**WRITTEN INSTRUCTION:** Compile every line that includes the word "JSON".

**ENTRIES PROVIDED:**
■ ■ ■ ■ ■

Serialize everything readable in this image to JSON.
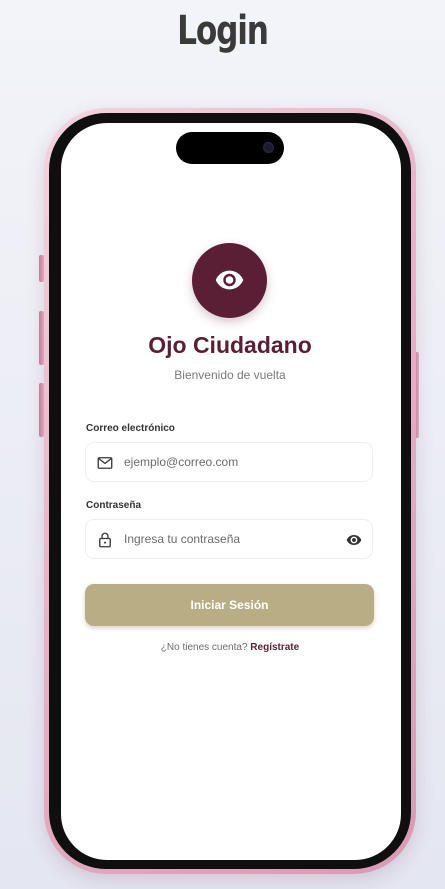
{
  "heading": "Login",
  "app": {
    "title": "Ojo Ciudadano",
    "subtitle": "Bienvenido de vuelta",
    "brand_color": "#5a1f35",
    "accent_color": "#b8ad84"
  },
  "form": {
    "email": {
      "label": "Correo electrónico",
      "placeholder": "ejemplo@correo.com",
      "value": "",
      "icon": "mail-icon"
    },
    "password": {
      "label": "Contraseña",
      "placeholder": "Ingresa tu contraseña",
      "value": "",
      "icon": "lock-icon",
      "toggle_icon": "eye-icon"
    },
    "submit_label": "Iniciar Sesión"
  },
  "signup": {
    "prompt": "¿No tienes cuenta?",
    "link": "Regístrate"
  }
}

■ ■ ■ ■ ■

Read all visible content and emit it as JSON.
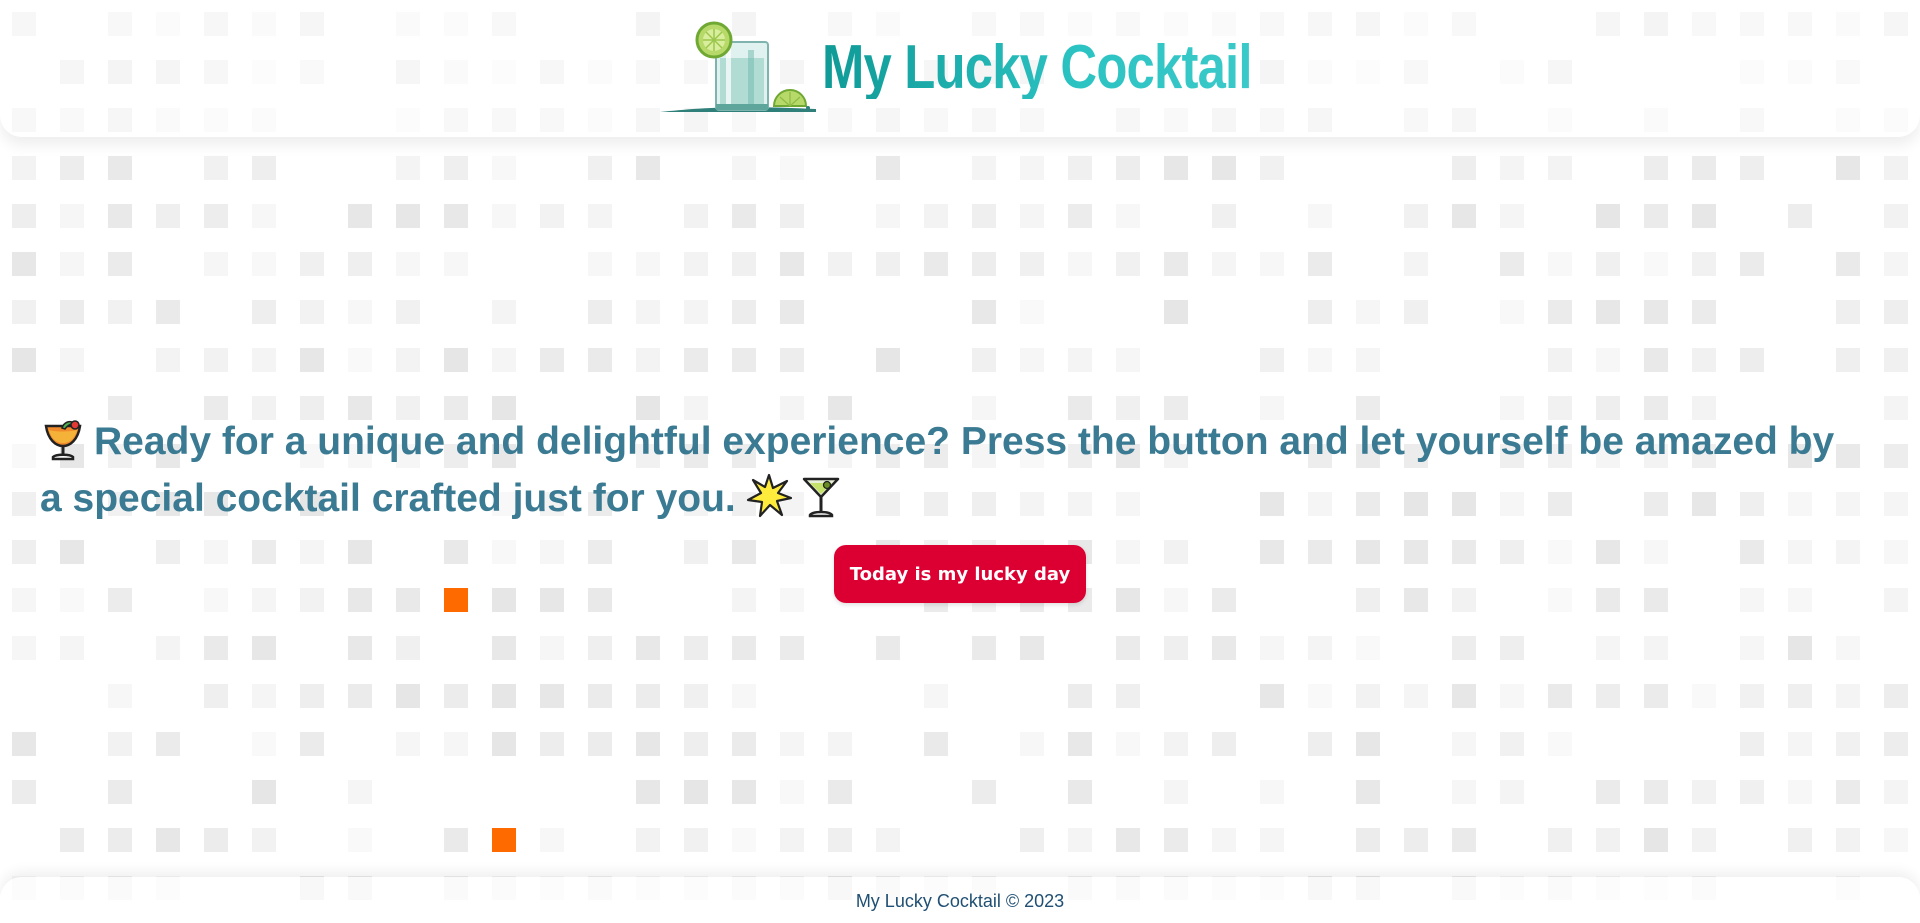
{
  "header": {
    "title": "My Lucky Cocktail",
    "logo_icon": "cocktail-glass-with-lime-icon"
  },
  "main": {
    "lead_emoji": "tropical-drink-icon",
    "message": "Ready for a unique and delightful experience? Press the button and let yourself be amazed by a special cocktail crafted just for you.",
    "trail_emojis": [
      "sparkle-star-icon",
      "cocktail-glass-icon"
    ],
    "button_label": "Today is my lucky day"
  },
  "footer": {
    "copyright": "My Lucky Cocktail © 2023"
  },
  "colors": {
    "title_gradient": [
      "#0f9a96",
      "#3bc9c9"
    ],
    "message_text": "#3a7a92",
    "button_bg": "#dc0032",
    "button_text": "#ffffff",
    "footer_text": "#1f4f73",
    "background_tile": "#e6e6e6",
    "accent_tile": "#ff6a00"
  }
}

■ ■ ■ ■ ■

**OUTPUT OF THE EXERCISE:**
Serialize everything readable in this image to JSON.
Read all visible content and emit it as JSON.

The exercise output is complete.